## start

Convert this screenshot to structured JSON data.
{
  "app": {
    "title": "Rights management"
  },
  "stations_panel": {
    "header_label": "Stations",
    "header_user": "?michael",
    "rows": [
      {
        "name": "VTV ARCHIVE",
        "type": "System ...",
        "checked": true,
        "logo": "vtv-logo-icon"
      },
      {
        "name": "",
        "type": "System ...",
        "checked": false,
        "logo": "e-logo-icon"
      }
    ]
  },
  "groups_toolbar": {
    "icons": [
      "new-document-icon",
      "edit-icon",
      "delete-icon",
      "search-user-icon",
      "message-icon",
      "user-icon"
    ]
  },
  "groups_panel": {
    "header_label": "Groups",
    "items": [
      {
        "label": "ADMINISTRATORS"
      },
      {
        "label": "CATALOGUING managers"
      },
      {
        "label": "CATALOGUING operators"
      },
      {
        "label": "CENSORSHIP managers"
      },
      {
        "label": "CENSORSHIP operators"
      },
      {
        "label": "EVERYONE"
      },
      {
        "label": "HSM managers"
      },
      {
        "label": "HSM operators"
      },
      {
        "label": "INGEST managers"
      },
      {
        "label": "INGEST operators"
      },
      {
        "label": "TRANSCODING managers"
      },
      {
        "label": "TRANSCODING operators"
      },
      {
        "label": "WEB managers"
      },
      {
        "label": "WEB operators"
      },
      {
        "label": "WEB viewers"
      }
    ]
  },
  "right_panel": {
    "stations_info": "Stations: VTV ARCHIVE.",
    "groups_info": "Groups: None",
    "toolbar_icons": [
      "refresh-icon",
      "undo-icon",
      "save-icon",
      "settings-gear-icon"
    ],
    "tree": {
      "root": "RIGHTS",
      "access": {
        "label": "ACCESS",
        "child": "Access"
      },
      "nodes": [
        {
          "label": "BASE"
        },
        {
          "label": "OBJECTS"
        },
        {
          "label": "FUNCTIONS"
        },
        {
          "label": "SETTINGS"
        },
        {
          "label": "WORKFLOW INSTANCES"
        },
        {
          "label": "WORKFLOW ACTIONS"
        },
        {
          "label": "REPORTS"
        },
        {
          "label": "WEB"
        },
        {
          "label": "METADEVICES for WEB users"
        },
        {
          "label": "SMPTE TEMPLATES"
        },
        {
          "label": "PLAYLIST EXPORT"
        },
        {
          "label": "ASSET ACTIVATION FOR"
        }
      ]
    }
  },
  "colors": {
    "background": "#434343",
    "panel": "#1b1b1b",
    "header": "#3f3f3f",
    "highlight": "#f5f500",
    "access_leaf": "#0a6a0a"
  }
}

## end

Directions for this task: Please reproduce the entire listing, exactly as shown.

Correct output:
Convert this screenshot to structured JSON data.
{
  "app": {
    "title": "Rights management"
  },
  "stations_panel": {
    "header_label": "Stations",
    "header_user": "?michael",
    "rows": [
      {
        "name": "VTV ARCHIVE",
        "type": "System ...",
        "checked": true,
        "logo": "vtv-logo-icon"
      },
      {
        "name": "",
        "type": "System ...",
        "checked": false,
        "logo": "e-logo-icon"
      }
    ]
  },
  "groups_toolbar": {
    "icons": [
      "new-document-icon",
      "edit-icon",
      "delete-icon",
      "search-user-icon",
      "message-icon",
      "user-icon"
    ]
  },
  "groups_panel": {
    "header_label": "Groups",
    "items": [
      {
        "label": "ADMINISTRATORS"
      },
      {
        "label": "CATALOGUING managers"
      },
      {
        "label": "CATALOGUING operators"
      },
      {
        "label": "CENSORSHIP managers"
      },
      {
        "label": "CENSORSHIP operators"
      },
      {
        "label": "EVERYONE"
      },
      {
        "label": "HSM managers"
      },
      {
        "label": "HSM operators"
      },
      {
        "label": "INGEST managers"
      },
      {
        "label": "INGEST operators"
      },
      {
        "label": "TRANSCODING managers"
      },
      {
        "label": "TRANSCODING operators"
      },
      {
        "label": "WEB managers"
      },
      {
        "label": "WEB operators"
      },
      {
        "label": "WEB viewers"
      }
    ]
  },
  "right_panel": {
    "stations_info": "Stations: VTV ARCHIVE.",
    "groups_info": "Groups: None",
    "toolbar_icons": [
      "refresh-icon",
      "undo-icon",
      "save-icon",
      "settings-gear-icon"
    ],
    "tree": {
      "root": "RIGHTS",
      "access": {
        "label": "ACCESS",
        "child": "Access"
      },
      "nodes": [
        {
          "label": "BASE"
        },
        {
          "label": "OBJECTS"
        },
        {
          "label": "FUNCTIONS"
        },
        {
          "label": "SETTINGS"
        },
        {
          "label": "WORKFLOW INSTANCES"
        },
        {
          "label": "WORKFLOW ACTIONS"
        },
        {
          "label": "REPORTS"
        },
        {
          "label": "WEB"
        },
        {
          "label": "METADEVICES for WEB users"
        },
        {
          "label": "SMPTE TEMPLATES"
        },
        {
          "label": "PLAYLIST EXPORT"
        },
        {
          "label": "ASSET ACTIVATION FOR"
        }
      ]
    }
  },
  "colors": {
    "background": "#434343",
    "panel": "#1b1b1b",
    "header": "#3f3f3f",
    "highlight": "#f5f500",
    "access_leaf": "#0a6a0a"
  }
}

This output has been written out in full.